#### Dataset excerpts ####

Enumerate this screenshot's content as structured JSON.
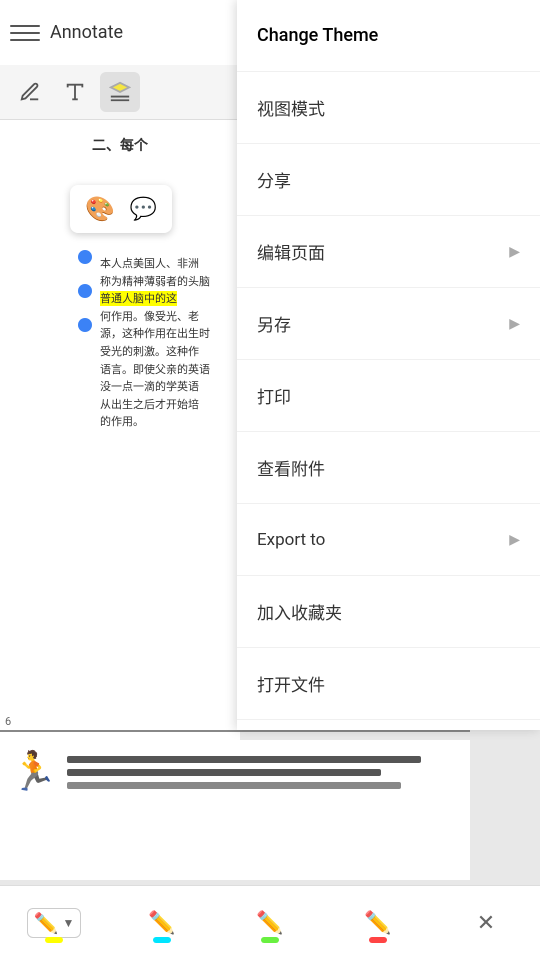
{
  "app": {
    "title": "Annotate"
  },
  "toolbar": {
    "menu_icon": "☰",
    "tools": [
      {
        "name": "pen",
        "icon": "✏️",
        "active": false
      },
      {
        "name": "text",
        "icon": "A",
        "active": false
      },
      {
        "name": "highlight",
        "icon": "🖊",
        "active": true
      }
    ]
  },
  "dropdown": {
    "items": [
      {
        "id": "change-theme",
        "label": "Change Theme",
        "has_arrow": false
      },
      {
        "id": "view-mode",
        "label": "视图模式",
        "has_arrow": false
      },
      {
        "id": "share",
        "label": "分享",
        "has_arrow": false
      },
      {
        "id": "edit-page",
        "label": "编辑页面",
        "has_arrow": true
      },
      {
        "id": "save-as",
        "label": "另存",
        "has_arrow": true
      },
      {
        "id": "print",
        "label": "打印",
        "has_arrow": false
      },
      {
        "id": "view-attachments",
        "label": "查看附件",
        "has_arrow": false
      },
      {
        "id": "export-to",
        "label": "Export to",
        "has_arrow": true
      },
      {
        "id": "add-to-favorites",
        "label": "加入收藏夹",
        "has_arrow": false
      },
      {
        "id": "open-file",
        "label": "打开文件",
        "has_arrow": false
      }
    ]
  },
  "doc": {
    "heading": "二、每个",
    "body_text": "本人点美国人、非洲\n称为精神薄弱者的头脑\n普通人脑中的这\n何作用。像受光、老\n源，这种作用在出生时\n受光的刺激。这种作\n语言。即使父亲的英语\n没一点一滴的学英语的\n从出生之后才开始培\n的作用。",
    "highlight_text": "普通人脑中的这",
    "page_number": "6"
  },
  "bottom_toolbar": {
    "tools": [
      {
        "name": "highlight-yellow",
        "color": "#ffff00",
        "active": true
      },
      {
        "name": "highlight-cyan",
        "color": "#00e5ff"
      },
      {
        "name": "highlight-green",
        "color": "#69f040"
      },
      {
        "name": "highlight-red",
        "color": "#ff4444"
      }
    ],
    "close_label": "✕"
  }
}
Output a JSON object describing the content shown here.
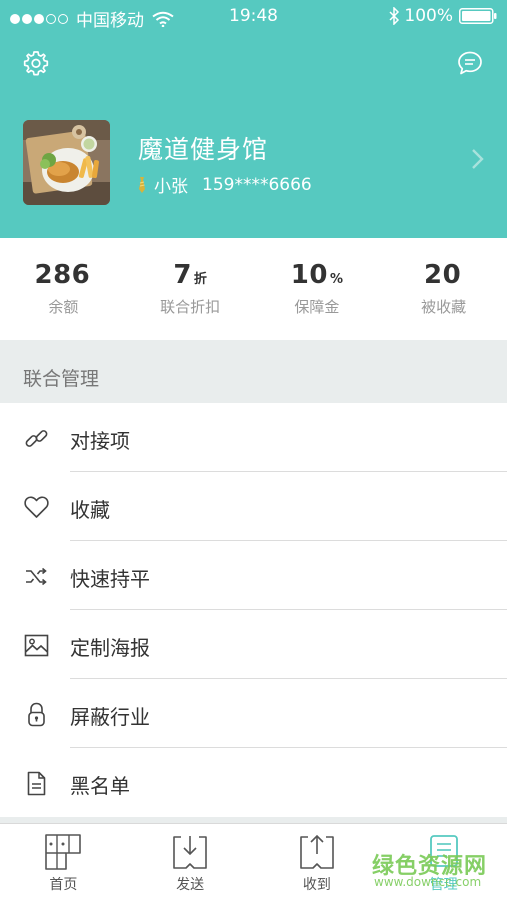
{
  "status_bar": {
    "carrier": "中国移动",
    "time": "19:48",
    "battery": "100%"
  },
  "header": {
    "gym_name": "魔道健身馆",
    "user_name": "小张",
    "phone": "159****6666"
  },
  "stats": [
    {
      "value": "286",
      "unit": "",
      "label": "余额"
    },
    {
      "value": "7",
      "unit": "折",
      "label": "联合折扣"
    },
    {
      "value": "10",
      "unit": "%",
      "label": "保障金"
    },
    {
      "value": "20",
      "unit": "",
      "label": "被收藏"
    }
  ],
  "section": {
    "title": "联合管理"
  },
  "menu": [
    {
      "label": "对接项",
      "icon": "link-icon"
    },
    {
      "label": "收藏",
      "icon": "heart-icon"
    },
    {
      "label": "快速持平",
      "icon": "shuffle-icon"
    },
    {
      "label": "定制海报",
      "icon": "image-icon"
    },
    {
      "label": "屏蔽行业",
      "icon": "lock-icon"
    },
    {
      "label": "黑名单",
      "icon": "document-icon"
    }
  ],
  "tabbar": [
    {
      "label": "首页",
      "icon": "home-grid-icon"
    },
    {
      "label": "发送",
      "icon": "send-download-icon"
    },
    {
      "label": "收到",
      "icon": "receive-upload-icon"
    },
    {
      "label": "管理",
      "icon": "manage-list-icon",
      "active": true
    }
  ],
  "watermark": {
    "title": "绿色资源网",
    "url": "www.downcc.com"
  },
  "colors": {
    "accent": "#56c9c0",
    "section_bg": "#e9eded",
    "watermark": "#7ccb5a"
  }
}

####

* _What the task requires_: State how many lines hold the word "content". The number is the whole answer.

* _Full response_: 2